### WRITTEN INSTRUCTION
Look through the listing for the word "fresh". Copy each line that has it.

### PROVIDED RECORDS
┄┄┄┄┄┄┄┄┄┄┄┄┄┄┄┄┄┄┄┄

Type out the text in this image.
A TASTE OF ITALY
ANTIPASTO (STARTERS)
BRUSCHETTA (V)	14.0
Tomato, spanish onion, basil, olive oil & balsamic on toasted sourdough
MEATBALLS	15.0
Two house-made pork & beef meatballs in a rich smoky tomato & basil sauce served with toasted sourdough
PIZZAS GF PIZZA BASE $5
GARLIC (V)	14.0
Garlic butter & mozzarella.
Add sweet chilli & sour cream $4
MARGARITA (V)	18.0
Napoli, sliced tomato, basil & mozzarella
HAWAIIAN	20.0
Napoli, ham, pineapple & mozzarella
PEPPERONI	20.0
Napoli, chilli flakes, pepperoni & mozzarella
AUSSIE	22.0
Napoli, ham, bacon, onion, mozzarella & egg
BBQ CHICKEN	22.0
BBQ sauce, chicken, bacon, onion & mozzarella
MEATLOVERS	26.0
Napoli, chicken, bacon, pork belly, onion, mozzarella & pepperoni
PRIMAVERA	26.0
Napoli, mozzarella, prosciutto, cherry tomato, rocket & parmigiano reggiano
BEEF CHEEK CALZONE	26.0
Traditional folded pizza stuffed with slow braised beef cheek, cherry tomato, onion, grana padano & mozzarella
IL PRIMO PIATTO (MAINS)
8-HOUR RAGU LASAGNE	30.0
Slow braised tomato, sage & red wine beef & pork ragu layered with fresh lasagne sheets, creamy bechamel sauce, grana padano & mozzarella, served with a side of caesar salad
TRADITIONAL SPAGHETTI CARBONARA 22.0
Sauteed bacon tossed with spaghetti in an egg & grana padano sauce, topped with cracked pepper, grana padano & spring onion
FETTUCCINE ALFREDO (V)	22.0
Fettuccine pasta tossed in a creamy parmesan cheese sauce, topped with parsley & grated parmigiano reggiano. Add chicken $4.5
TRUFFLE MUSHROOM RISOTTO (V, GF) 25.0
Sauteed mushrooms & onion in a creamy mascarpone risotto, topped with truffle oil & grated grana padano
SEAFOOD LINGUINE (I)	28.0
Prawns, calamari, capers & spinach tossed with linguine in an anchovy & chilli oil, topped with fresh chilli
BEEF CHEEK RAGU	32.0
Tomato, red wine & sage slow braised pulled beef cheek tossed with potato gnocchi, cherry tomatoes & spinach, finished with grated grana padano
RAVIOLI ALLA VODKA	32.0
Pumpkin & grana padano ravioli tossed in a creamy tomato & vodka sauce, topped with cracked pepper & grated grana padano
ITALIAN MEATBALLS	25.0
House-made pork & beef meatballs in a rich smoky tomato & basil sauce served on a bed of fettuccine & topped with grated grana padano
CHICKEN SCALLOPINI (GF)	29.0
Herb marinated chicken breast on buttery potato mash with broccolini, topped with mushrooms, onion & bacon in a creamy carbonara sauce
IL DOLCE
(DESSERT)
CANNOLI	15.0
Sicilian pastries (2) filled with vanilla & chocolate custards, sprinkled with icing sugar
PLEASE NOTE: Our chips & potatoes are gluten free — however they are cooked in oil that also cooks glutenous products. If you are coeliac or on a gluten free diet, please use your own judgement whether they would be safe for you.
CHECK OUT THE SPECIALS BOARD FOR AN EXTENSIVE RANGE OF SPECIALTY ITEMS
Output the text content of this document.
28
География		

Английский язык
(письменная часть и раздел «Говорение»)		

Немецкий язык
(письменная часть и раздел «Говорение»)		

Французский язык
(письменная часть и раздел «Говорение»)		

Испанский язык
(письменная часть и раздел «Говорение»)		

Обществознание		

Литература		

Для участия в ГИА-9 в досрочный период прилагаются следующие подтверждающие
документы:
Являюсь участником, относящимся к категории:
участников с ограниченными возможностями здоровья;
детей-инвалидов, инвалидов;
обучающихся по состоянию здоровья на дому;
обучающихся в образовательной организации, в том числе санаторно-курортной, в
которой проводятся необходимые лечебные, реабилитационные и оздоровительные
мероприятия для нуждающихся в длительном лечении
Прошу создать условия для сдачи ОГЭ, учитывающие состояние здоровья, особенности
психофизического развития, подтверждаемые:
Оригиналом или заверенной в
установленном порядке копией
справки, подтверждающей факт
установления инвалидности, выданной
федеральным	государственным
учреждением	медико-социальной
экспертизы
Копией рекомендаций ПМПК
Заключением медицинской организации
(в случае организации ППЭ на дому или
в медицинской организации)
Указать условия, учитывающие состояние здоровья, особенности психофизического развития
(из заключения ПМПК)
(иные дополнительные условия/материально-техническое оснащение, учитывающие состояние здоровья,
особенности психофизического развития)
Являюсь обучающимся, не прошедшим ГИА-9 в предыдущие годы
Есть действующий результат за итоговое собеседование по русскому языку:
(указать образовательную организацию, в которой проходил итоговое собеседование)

┄┄┄┄┄┄┄┄┄┄┄┄┄┄┄┄┄┄┄┄

### ANSWER TO THE EXERCISE
Slow braised tomato, sage & red wine beef & pork ragu layered with fresh lasagne sheets, creamy bechamel sauce, grana padano & mozzarella, served with a side of caesar salad
Prawns, calamari, capers & spinach tossed with linguine in an anchovy & chilli oil, topped with fresh chilli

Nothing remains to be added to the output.